Problem requirements: Locate each line holding the string "data" and copy it.
START Information provided
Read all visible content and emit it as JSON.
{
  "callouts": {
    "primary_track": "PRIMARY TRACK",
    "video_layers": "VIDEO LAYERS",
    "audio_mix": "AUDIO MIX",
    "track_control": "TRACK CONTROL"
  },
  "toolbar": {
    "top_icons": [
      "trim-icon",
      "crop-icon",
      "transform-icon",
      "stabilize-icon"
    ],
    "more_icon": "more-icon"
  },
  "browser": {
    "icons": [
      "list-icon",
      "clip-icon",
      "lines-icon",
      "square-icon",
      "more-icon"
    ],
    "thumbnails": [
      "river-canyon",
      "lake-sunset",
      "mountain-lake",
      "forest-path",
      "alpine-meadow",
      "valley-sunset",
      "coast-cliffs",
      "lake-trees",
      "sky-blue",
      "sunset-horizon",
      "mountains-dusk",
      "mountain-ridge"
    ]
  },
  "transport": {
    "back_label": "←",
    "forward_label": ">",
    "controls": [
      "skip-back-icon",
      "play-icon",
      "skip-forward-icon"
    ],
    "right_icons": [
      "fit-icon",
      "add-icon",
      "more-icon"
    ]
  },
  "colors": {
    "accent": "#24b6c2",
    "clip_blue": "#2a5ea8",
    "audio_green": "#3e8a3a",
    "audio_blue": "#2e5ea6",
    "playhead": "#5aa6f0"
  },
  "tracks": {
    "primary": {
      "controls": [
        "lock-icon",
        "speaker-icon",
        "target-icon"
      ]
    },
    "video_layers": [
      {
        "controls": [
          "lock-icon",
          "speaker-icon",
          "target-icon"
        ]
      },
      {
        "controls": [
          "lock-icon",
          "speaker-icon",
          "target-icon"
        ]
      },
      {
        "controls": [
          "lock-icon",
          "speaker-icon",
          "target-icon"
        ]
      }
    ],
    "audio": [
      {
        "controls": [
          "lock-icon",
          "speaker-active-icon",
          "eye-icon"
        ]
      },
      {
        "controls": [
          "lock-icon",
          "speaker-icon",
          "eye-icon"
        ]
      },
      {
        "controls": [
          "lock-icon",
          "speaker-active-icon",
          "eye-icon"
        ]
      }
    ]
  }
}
END Information provided
START Information provided
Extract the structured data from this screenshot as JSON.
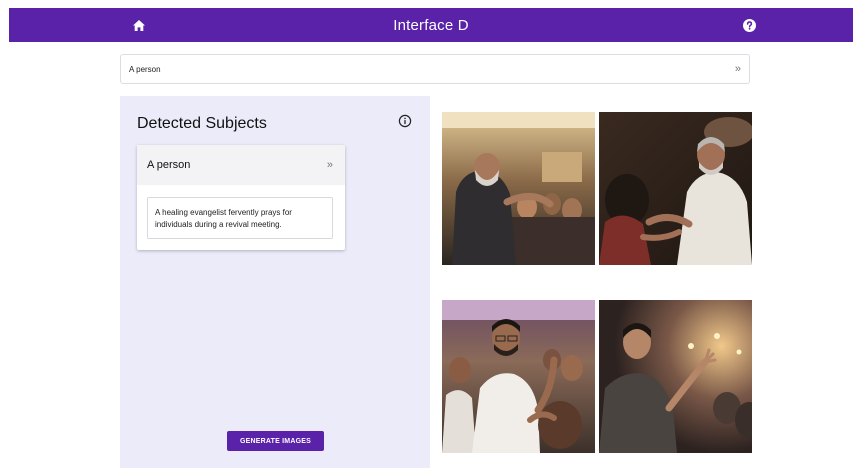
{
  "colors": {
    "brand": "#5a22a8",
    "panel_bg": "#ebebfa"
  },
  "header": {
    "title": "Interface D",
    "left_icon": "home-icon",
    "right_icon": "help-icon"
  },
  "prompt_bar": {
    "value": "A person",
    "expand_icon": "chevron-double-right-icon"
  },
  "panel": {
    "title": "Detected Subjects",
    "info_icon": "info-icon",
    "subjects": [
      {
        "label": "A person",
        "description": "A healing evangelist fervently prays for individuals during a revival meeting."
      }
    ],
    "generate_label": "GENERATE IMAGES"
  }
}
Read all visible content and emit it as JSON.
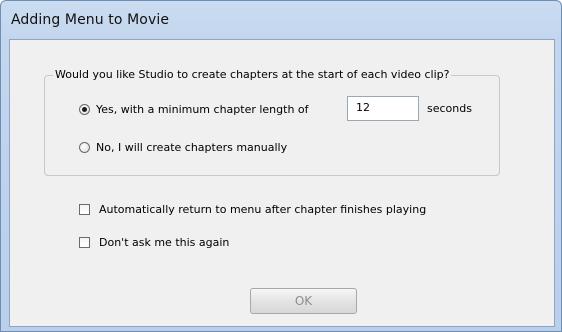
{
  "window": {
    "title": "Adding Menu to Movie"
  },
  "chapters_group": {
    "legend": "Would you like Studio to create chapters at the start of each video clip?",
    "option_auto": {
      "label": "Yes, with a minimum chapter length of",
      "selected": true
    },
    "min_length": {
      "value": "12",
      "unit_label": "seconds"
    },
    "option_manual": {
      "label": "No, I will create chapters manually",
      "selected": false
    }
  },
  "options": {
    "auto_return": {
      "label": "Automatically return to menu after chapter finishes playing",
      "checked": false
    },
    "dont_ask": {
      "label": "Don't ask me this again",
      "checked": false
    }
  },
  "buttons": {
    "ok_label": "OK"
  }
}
END Information provided
START Information provided
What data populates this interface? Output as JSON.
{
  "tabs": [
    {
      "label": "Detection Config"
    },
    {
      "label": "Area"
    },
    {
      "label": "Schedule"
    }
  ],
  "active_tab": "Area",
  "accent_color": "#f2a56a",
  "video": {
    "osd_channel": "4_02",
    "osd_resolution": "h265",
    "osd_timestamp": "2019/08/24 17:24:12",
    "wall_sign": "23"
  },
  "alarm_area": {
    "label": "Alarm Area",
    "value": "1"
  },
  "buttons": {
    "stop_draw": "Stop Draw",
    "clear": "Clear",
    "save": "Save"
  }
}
END Information provided
Task answer:
Extract the structured data from this screenshot as JSON.
What data populates this interface? Output as JSON.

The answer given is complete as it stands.